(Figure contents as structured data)
====================

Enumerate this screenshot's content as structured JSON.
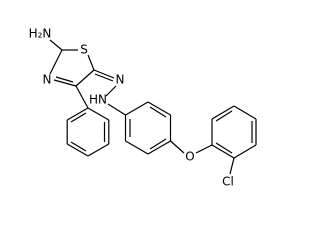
{
  "atoms": {
    "labels": [
      "H₂N",
      "S",
      "N",
      "N",
      "HN",
      "O",
      "Cl"
    ]
  }
}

====================

Set the entries down again exactly. Do not include the images.

*WORKED ANSWER*.
Enumerate this screenshot's content as structured JSON.
{
  "atoms": {
    "labels": [
      "H₂N",
      "S",
      "N",
      "N",
      "HN",
      "O",
      "Cl"
    ]
  }
}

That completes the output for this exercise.